##### DATA EXTRACT #####
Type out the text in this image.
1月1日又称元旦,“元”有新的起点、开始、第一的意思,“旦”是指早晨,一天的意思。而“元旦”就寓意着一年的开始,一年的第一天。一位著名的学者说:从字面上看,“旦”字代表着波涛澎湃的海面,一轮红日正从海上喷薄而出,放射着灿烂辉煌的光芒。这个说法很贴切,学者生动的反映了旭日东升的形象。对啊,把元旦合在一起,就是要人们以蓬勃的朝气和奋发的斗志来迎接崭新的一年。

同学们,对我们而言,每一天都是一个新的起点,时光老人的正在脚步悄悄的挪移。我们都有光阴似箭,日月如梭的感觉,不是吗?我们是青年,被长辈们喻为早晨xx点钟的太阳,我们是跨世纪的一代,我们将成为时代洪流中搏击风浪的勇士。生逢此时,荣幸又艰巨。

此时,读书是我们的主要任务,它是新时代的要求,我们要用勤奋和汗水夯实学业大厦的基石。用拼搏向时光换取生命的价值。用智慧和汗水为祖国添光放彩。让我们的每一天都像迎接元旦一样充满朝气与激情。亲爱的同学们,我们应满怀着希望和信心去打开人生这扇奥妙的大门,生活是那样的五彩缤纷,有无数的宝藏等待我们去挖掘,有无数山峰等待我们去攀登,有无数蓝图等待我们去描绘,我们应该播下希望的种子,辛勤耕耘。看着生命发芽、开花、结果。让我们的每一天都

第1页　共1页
#####
- [TASK]
Every entry must be retyped in full, exactly as given.

- [SOLUTION TO THIS EXERCISE]
Type out the text in this image.
1月1日又称元旦,“元”有新的起点、开始、第一的意思,“旦”是指早晨,一天的意思。而“元旦”就寓意着一年的开始,一年的第一天。一位著名的学者说:从字面上看,“旦”字代表着波涛澎湃的海面,一轮红日正从海上喷薄而出,放射着灿烂辉煌的光芒。这个说法很贴切,学者生动的反映了旭日东升的形象。对啊,把元旦合在一起,就是要人们以蓬勃的朝气和奋发的斗志来迎接崭新的一年。

同学们,对我们而言,每一天都是一个新的起点,时光老人的正在脚步悄悄的挪移。我们都有光阴似箭,日月如梭的感觉,不是吗?我们是青年,被长辈们喻为早晨xx点钟的太阳,我们是跨世纪的一代,我们将成为时代洪流中搏击风浪的勇士。生逢此时,荣幸又艰巨。

此时,读书是我们的主要任务,它是新时代的要求,我们要用勤奋和汗水夯实学业大厦的基石。用拼搏向时光换取生命的价值。用智慧和汗水为祖国添光放彩。让我们的每一天都像迎接元旦一样充满朝气与激情。亲爱的同学们,我们应满怀着希望和信心去打开人生这扇奥妙的大门,生活是那样的五彩缤纷,有无数的宝藏等待我们去挖掘,有无数山峰等待我们去攀登,有无数蓝图等待我们去描绘,我们应该播下希望的种子,辛勤耕耘。看着生命发芽、开花、结果。让我们的每一天都

第1页　共1页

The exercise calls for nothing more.